- Pasaje del texto -
▬▬▬▬▬▬

Todo en la vida tiene su prehistoria. Como he dicho, la Punta era un lugar lejano, de difícil acceso y poco conocido. La gente llegaba si acaso hasta Bajamar, pero no se aventuraban a ir mucho más allá. Tal era el caso de la familia de mi abuela materna, que veraneaba desde principios del siglo XX en Bajamar y tenían una casa en propiedad frente a la iglesita del Gran Poder, en la esquina que da a la plaza. Pero eso no ocurría con la familia de mi abuelo paterno, aunque sí veraneaban en Bajamar, pero en casa de alquiler. Fue el caso de mi bisabuelo, Víctor Núñez Alonso, que en la primavera del año 1899 se desplazó a Bajamar a caballo para contratar una casa donde pasar el verano. Al llegar, sudoroso y sin pensárselo dos veces, se dió un baño en el Charco Redondo, que está al lado de Mariane. No lo confundamos con el charco del mismo nombre que hubo en la Punta.
Ese baño ansiado después de cabalgar desde La Laguna le costó la vida, pues falleció días después como consecuencia de una pulmonía. Habrían de pasar veintinueve años para que la familia de mi abuelo paterno retomara el gusto por el mar y volviera a la zona, pero en ese momento no ya a Bajamar sino a la Punta del Hidalgo. La llegada de la familia a la Punta fue por prescripción médica, cosa que ocurrió también con la familia de mi madre, y también en la Punta. La hermana menor de mi padre, siendo ya muy niña, se veía afectada por intensos ataques de asma, por lo que el médico D. Anatael Cabrera, le recomendó a mis abuelos que buscaran un sitio de costa para que mejorara su salud, huyendo de las humedades de La Laguna. Y a la Punta fueron en 1921, alquilando una casa en la Hoya Baja.

▬▬▬▬▬▬

- Acción requerida 1 -
Enumere todos los nombres propios de lugar que aparecen en el relato sobre los veraneos familiares en la Punta del Hidalgo.
- Acción requerida 2 -
Prosiga el relato sobre los veraneos familiares en la Punta del Hidalgo a partir de su última oración.
Los registros proceden de una fuente distinta.

▬▬▬▬▬▬

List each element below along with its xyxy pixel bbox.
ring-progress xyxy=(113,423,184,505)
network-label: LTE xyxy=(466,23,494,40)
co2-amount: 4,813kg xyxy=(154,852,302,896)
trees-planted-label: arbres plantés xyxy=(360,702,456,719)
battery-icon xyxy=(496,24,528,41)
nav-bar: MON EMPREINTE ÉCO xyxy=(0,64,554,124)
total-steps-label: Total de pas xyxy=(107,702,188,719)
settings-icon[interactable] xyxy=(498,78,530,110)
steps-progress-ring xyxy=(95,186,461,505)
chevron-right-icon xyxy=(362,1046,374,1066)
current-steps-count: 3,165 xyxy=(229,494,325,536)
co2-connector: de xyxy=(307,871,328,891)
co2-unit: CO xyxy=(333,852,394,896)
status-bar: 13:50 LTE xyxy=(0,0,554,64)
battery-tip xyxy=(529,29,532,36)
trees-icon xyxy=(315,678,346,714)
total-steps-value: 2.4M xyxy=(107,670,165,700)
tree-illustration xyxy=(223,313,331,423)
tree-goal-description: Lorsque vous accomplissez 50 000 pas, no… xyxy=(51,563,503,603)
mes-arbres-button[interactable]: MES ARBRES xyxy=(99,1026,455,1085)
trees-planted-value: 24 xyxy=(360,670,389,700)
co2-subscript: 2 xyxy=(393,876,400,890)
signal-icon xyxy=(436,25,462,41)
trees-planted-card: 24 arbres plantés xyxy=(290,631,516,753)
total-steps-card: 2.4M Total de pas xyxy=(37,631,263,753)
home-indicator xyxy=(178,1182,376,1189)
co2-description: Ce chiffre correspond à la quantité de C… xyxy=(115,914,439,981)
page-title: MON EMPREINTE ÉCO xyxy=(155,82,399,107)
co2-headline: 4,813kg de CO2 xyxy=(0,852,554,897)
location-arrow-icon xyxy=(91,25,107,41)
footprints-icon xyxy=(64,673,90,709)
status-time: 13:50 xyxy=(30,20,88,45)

▬▬▬▬▬▬

- Su respuesta 1 -
Punta del Hidalgo (la Punta), Bajamar, iglesita del Gran Poder, Charco Redondo, Mariane, La Laguna, Hoya Baja.

- Su respuesta 2 -
La mejoría de la niña fue palpable, hasta tal punto que mis abuelos decidieron comprar un solar y edificar una casa. La casa de mi abuelo fue la primera que hizo un veraneante en la Punta, hasta que tiempo después fueron llegando otras familias de La Laguna y Santa Cruz ante la bonanza del clima. Cuando digo casa de veraneo entiendo esa expresión tal y como lo hacían ellos en aquella época, muy lejos de nuestro concepto de vacaciones, pues las estancias en verano comprendían entre el mes de junio al mes de septiembre, cuando era inevitable regresar a la ciudad para poder participar en las Fiestas del Cristo. Pero el tiempo pasado en la Punta no se limitaba al verano, pues en muchas ocasiones pasaban también allí la Navidad y la Semana Santa.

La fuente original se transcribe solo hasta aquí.